Oh, he oh, he did that every now and then because because he did when he was done, he actually went back and he became a drone instructor. I think he did for the I think he did that for five years before he completely retired from the Marines. He was he was a drone instructor post-nom era for uh I think he said like five years, four or five years.

SPEAKER_03

There isn't a kid that would want to join the scared.

SPEAKER_00

He wasn't here, you little maggots.

unknown

Yeah.

SPEAKER_04

I think he got a side switch to letter, I think, but close. It was jelly. One jelly donut. You owe me for what? I love that damn movie. That was Kubrick, too, wasn't it? That was Kubrick, wasn't it? He made that. Yeah, maybe. Hey, look at that. We've come full circle. And C We do that from time to time. A couple of them.

SPEAKER_00

That one story I wanted you to tell them um is the the four boats.

SPEAKER_01

It's an old uh it's a coal miner's uh story, true story, but uh there was this old boy from um Virginia, and then he had a I know I have an accent, but he had a worse accent than I did.

SPEAKER_00

Like Think Virginia close to Kentucky.

[Recorded data]
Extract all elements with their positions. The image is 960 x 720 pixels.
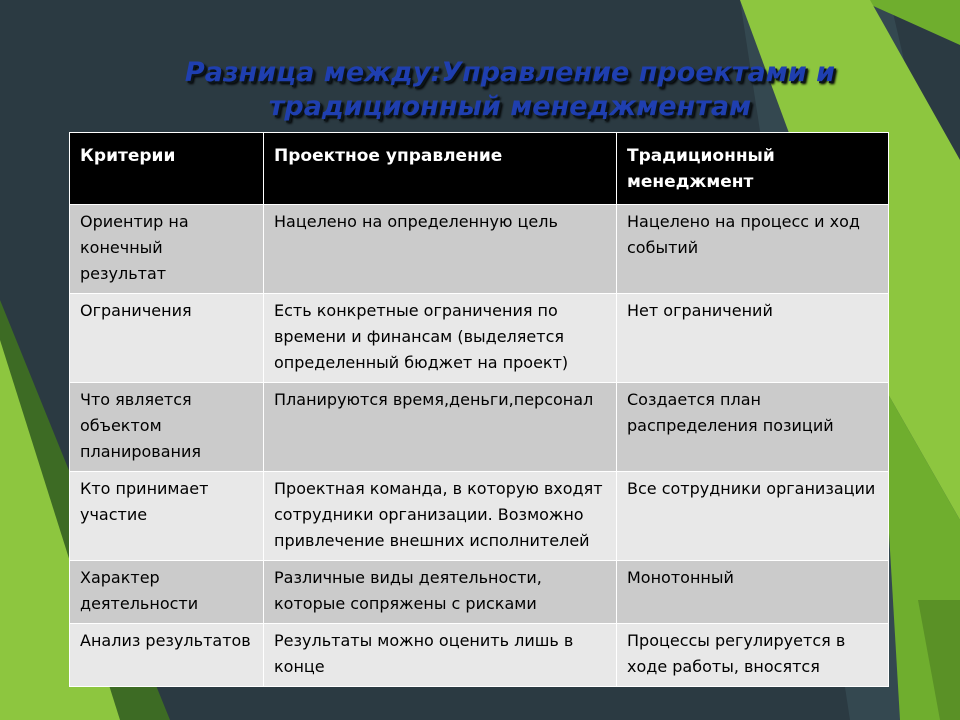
table-cell-traditional: Нацелено на процесс и ход событий (617, 205, 889, 294)
table-row (70, 205, 889, 294)
table-row (70, 472, 889, 561)
table-row (70, 294, 889, 383)
table-cell-project: Есть конкретные ограничения по времени и финансам (выделяется определенный бюджет на проект) (264, 294, 617, 383)
header-traditional-management: Традиционный менеджмент (617, 133, 889, 205)
table-cell-traditional: Монотонный (617, 561, 889, 624)
table-row (70, 561, 889, 624)
table-row (70, 624, 889, 687)
table-cell-criteria: Характер деятельности (70, 561, 264, 624)
comparison-table (69, 132, 889, 687)
table-cell-project: Результаты можно оценить лишь в конце (264, 624, 617, 687)
table-header-row (70, 133, 889, 205)
table-cell-traditional: Процессы регулируется в ходе работы, вносятся (617, 624, 889, 687)
table-cell-traditional: Нет ограничений (617, 294, 889, 383)
table-cell-project: Проектная команда, в которую входят сотрудники организации. Возможно привлечение внешних исполнителей (264, 472, 617, 561)
table-cell-criteria: Анализ результатов (70, 624, 264, 687)
table-cell-criteria: Что является объектом планирования (70, 383, 264, 472)
table-cell-criteria: Ограничения (70, 294, 264, 383)
table-row (70, 383, 889, 472)
header-criteria: Критерии (70, 133, 264, 205)
table-cell-project: Нацелено на определенную цель (264, 205, 617, 294)
table-cell-criteria: Кто принимает участие (70, 472, 264, 561)
slide-title: Разница между:Управление проектами и традиционный менеджментам (184, 57, 836, 122)
table-cell-traditional: Все сотрудники организации (617, 472, 889, 561)
table-cell-project: Планируются время,деньги,персонал (264, 383, 617, 472)
table-cell-traditional: Создается план распределения позиций (617, 383, 889, 472)
table-cell-criteria: Ориентир на конечный результат (70, 205, 264, 294)
header-project-management: Проектное управление (264, 133, 617, 205)
table-cell-project: Различные виды деятельности, которые сопряжены с рисками (264, 561, 617, 624)
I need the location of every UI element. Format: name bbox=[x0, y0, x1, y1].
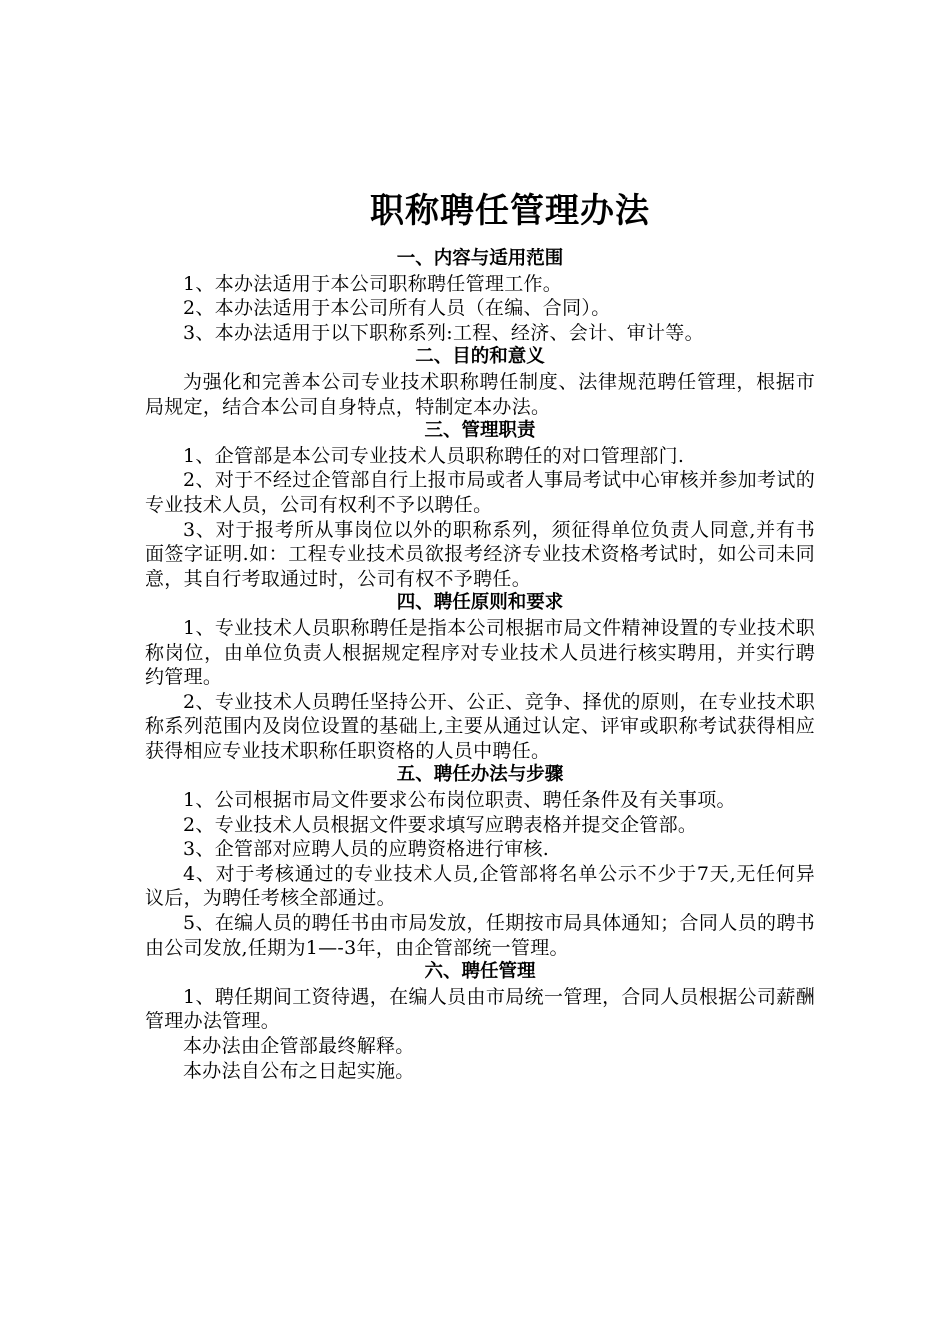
section-heading: 五、聘任办法与步骤 bbox=[396, 764, 564, 786]
paragraph: 本办法自公布之日起实施。 bbox=[183, 1059, 415, 1082]
paragraph: 1、专业技术人员职称聘任是指本公司根据市局文件精神设置的专业技术职称岗位，由单位负责人根据规定程序对专业技术人员进行核实聘用，并实行聘约管理。 bbox=[145, 616, 815, 689]
section-heading: 二、目的和意义 bbox=[415, 346, 545, 368]
paragraph: 为强化和完善本公司专业技术职称聘任制度、法律规范聘任管理，根据市局规定，结合本公司自身特点，特制定本办法。 bbox=[145, 370, 815, 418]
paragraph: 5、在编人员的聘任书由市局发放，任期按市局具体通知；合同人员的聘书由公司发放,任期为1—-3年，由企管部统一管理。 bbox=[145, 912, 815, 959]
section-procedures bbox=[145, 763, 815, 960]
section-heading: 三、管理职责 bbox=[424, 420, 536, 442]
paragraph: 1、聘任期间工资待遇，在编人员由市局统一管理，合同人员根据公司薪酬管理办法管理。 bbox=[145, 985, 815, 1033]
paragraph: 3、企管部对应聘人员的应聘资格进行审核. bbox=[183, 838, 550, 861]
paragraph: 2、本办法适用于本公司所有人员（在编、合同）。 bbox=[183, 297, 611, 320]
document-title: 职称聘任管理办法 bbox=[370, 190, 650, 231]
section-heading: 一、内容与适用范围 bbox=[396, 248, 564, 269]
paragraph: 3、本办法适用于以下职称系列:工程、经济、会计、审计等。 bbox=[183, 321, 704, 344]
paragraph: 本办法由企管部最终解释。 bbox=[183, 1035, 415, 1057]
document-body bbox=[145, 247, 815, 1083]
paragraph: 1、本办法适用于本公司职称聘任管理工作。 bbox=[183, 272, 563, 295]
paragraph: 3、对于报考所从事岗位以外的职称系列，须征得单位负责人同意,并有书面签字证明.如：工程专业技术员欲报考经济专业技术资格考试时，如公司未同意，其自行考取通过时，公司有权不予聘任。 bbox=[145, 518, 815, 590]
section-scope bbox=[145, 247, 815, 345]
paragraph: 4、对于考核通过的专业技术人员,企管部将名单公示不少于7天,无任何异议后，为聘任考核全部通过。 bbox=[145, 862, 815, 910]
paragraph: 1、企管部是本公司专业技术人员职称聘任的对口管理部门. bbox=[183, 444, 685, 467]
paragraph: 2、专业技术人员聘任坚持公开、公正、竞争、择优的原则，在专业技术职称系列范围内及岗位设置的基础上,主要从通过认定、评审或职称考试获得相应获得相应专业技术职称任职资格的人员中聘任。 bbox=[145, 690, 815, 762]
paragraph: 1、公司根据市局文件要求公布岗位职责、聘任条件及有关事项。 bbox=[183, 789, 736, 812]
section-principles bbox=[145, 591, 815, 763]
section-heading: 六、聘任管理 bbox=[424, 961, 536, 983]
paragraph: 2、专业技术人员根据文件要求填写应聘表格并提交企管部。 bbox=[183, 813, 698, 836]
section-management bbox=[145, 960, 815, 1083]
section-responsibilities bbox=[145, 419, 815, 591]
section-purpose bbox=[145, 345, 815, 419]
section-heading: 四、聘任原则和要求 bbox=[396, 592, 564, 614]
paragraph: 2、对于不经过企管部自行上报市局或者人事局考试中心审核并参加考试的专业技术人员，公司有权利不予以聘任。 bbox=[145, 469, 815, 516]
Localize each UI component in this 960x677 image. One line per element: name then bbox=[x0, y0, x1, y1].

JOB A -> According to the conversation transcript, from which military branch did the former drone instructor completely retire?
JOB B -> Switch "Монотонный" to "Однообразный" in the rows, everything from "table-cell-traditional: Нацелено на" down to "table-cell-traditional: Нет ограничений", and return only those lines with nothing else changed.
The transcript and the rows have nothing to do with each other.

TASK RESPONSE A -> The Marines.

TASK RESPONSE B ->
table-cell-traditional: Нацелено на процесс и ход событий (617, 205, 889, 294)
table-row (70, 205, 889, 294)
table-row (70, 472, 889, 561)
table-row (70, 294, 889, 383)
table-cell-project: Есть конкретные ограничения по времени и финансам (выделяется определенный бюджет на проект) (264, 294, 617, 383)
header-traditional-management: Традиционный менеджмент (617, 133, 889, 205)
table-cell-traditional: Однообразный (617, 561, 889, 624)
table-row (70, 561, 889, 624)
table-row (70, 624, 889, 687)
table-cell-criteria: Характер деятельности (70, 561, 264, 624)
comparison-table (69, 132, 889, 687)
table-cell-project: Результаты можно оценить лишь в конце (264, 624, 617, 687)
table-header-row (70, 133, 889, 205)
table-cell-traditional: Процессы регулируется в ходе работы, вносятся (617, 624, 889, 687)
table-cell-traditional: Нет ограничений (617, 294, 889, 383)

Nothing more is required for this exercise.